Repeat every line of the data exactly, but not the pictures.

▶ _INFORMATION GIVEN_:
===============
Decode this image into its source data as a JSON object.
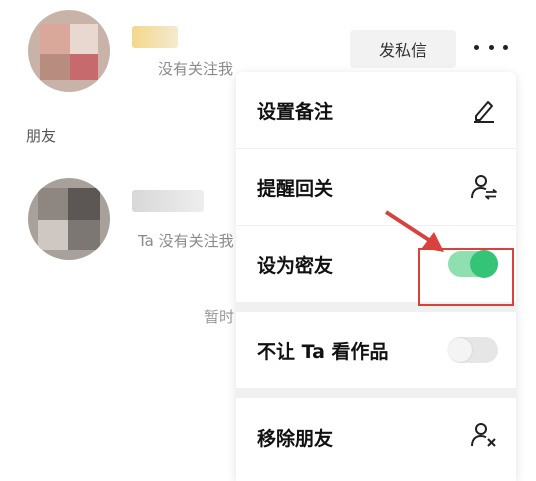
{
  "contacts": [
    {
      "subtitle": "没有关注我"
    },
    {
      "subtitle": "Ta 没有关注我"
    }
  ],
  "section": {
    "friends_label": "朋友"
  },
  "hint": {
    "text": "暂时"
  },
  "header": {
    "message_button": "发私信"
  },
  "menu": {
    "items": [
      {
        "label": "设置备注",
        "icon": "pencil-icon"
      },
      {
        "label": "提醒回关",
        "icon": "user-swap-icon"
      },
      {
        "label": "设为密友",
        "toggle": true,
        "state": "on"
      },
      {
        "label": "不让 Ta 看作品",
        "toggle": true,
        "state": "off"
      },
      {
        "label": "移除朋友",
        "icon": "user-remove-icon"
      }
    ]
  },
  "colors": {
    "toggle_on": "#35c477",
    "toggle_off": "#e6e6e6",
    "annotation": "#d8413e"
  }
}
===============
▶ _ANSWER TO THIS EXERCISE_:
Decode this image into its source data as a JSON object.
{
  "contacts": [
    {
      "subtitle": "没有关注我"
    },
    {
      "subtitle": "Ta 没有关注我"
    }
  ],
  "section": {
    "friends_label": "朋友"
  },
  "hint": {
    "text": "暂时"
  },
  "header": {
    "message_button": "发私信"
  },
  "menu": {
    "items": [
      {
        "label": "设置备注",
        "icon": "pencil-icon"
      },
      {
        "label": "提醒回关",
        "icon": "user-swap-icon"
      },
      {
        "label": "设为密友",
        "toggle": true,
        "state": "on"
      },
      {
        "label": "不让 Ta 看作品",
        "toggle": true,
        "state": "off"
      },
      {
        "label": "移除朋友",
        "icon": "user-remove-icon"
      }
    ]
  },
  "colors": {
    "toggle_on": "#35c477",
    "toggle_off": "#e6e6e6",
    "annotation": "#d8413e"
  }
}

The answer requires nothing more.